** BEGIN **

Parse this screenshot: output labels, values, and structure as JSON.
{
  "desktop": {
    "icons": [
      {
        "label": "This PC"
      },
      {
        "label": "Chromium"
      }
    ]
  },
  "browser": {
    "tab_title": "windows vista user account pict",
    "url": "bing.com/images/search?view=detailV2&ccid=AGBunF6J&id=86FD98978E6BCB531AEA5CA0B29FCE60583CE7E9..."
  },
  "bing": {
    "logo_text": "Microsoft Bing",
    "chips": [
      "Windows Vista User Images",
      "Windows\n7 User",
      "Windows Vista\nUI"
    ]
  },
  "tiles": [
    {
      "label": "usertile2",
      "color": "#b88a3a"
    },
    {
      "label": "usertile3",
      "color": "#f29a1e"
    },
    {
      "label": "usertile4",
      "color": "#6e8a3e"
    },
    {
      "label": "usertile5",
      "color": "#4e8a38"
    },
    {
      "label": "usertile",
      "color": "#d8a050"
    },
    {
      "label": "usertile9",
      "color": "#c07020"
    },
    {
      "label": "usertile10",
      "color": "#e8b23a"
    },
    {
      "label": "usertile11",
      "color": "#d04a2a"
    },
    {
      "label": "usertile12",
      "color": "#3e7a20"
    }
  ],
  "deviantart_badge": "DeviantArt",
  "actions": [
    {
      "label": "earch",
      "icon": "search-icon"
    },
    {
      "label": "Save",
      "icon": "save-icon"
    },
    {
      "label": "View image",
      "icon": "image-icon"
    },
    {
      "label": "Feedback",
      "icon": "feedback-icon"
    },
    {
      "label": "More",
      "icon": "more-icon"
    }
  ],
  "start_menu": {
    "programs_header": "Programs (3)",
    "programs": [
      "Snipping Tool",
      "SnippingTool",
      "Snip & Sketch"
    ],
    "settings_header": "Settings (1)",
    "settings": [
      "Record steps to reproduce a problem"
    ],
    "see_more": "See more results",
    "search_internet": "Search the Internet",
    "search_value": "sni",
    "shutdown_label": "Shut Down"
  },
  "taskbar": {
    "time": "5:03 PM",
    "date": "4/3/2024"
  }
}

** END **

Hand back the material above in full, exactly as written.

- _RIGHT ANSWER_
Parse this screenshot: output labels, values, and structure as JSON.
{
  "desktop": {
    "icons": [
      {
        "label": "This PC"
      },
      {
        "label": "Chromium"
      }
    ]
  },
  "browser": {
    "tab_title": "windows vista user account pict",
    "url": "bing.com/images/search?view=detailV2&ccid=AGBunF6J&id=86FD98978E6BCB531AEA5CA0B29FCE60583CE7E9..."
  },
  "bing": {
    "logo_text": "Microsoft Bing",
    "chips": [
      "Windows Vista User Images",
      "Windows\n7 User",
      "Windows Vista\nUI"
    ]
  },
  "tiles": [
    {
      "label": "usertile2",
      "color": "#b88a3a"
    },
    {
      "label": "usertile3",
      "color": "#f29a1e"
    },
    {
      "label": "usertile4",
      "color": "#6e8a3e"
    },
    {
      "label": "usertile5",
      "color": "#4e8a38"
    },
    {
      "label": "usertile",
      "color": "#d8a050"
    },
    {
      "label": "usertile9",
      "color": "#c07020"
    },
    {
      "label": "usertile10",
      "color": "#e8b23a"
    },
    {
      "label": "usertile11",
      "color": "#d04a2a"
    },
    {
      "label": "usertile12",
      "color": "#3e7a20"
    }
  ],
  "deviantart_badge": "DeviantArt",
  "actions": [
    {
      "label": "earch",
      "icon": "search-icon"
    },
    {
      "label": "Save",
      "icon": "save-icon"
    },
    {
      "label": "View image",
      "icon": "image-icon"
    },
    {
      "label": "Feedback",
      "icon": "feedback-icon"
    },
    {
      "label": "More",
      "icon": "more-icon"
    }
  ],
  "start_menu": {
    "programs_header": "Programs (3)",
    "programs": [
      "Snipping Tool",
      "SnippingTool",
      "Snip & Sketch"
    ],
    "settings_header": "Settings (1)",
    "settings": [
      "Record steps to reproduce a problem"
    ],
    "see_more": "See more results",
    "search_internet": "Search the Internet",
    "search_value": "sni",
    "shutdown_label": "Shut Down"
  },
  "taskbar": {
    "time": "5:03 PM",
    "date": "4/3/2024"
  }
}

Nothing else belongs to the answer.